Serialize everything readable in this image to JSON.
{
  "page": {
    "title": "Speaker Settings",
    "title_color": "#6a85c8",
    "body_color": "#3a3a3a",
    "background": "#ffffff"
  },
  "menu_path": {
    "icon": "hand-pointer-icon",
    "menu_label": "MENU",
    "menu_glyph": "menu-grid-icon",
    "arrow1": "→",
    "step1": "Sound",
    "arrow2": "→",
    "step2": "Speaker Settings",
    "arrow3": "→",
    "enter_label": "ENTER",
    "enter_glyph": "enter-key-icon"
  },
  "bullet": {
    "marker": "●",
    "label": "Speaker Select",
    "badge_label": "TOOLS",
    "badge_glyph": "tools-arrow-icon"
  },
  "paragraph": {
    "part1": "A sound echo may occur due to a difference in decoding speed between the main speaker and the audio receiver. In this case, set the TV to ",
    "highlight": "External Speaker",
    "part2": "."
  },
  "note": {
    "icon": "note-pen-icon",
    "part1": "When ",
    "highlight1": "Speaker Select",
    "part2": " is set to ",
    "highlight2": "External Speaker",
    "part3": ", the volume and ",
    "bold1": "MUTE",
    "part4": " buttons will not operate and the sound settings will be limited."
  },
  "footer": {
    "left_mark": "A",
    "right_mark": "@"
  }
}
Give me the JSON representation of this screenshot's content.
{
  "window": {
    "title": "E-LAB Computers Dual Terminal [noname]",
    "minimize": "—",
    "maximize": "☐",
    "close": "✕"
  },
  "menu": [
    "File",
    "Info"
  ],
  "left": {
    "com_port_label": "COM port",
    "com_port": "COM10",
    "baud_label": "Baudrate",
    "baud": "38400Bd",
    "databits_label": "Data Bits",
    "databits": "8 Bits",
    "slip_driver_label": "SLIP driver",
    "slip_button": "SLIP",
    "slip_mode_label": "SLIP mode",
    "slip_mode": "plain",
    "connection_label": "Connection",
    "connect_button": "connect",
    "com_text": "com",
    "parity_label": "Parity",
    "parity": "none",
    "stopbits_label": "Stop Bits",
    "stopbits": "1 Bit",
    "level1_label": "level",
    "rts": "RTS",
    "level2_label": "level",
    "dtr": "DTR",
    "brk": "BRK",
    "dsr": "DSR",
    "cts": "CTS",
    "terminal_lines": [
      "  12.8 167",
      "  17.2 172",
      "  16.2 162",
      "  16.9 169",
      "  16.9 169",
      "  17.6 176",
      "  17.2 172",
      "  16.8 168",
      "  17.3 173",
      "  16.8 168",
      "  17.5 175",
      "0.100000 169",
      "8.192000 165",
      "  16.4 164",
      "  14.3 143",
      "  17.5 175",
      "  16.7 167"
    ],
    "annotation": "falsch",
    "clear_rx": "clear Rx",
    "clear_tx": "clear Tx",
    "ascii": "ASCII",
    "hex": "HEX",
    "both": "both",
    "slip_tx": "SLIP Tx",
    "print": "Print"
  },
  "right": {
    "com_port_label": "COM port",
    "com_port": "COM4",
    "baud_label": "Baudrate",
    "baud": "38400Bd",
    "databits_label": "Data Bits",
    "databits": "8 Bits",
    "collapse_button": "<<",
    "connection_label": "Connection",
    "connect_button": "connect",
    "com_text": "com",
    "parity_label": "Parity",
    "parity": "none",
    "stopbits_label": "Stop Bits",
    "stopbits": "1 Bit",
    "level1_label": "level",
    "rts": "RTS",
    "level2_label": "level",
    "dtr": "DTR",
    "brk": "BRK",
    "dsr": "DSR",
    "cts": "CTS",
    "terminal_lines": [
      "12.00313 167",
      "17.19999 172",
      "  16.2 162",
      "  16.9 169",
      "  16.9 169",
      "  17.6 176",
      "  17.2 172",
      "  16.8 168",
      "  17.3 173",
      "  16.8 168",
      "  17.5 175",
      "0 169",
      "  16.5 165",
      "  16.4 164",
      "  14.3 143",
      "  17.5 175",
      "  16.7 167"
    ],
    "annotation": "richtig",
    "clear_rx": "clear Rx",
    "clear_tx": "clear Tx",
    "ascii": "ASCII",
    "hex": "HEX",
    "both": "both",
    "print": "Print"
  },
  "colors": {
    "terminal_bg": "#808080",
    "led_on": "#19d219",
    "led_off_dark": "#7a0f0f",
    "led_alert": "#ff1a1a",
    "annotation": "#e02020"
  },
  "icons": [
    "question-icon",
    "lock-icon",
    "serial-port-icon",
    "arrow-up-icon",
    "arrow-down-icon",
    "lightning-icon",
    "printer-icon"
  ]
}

The problem. Tally the lines of the data that hold the string "External". Answer with the number and nothing more.

Written reply. 2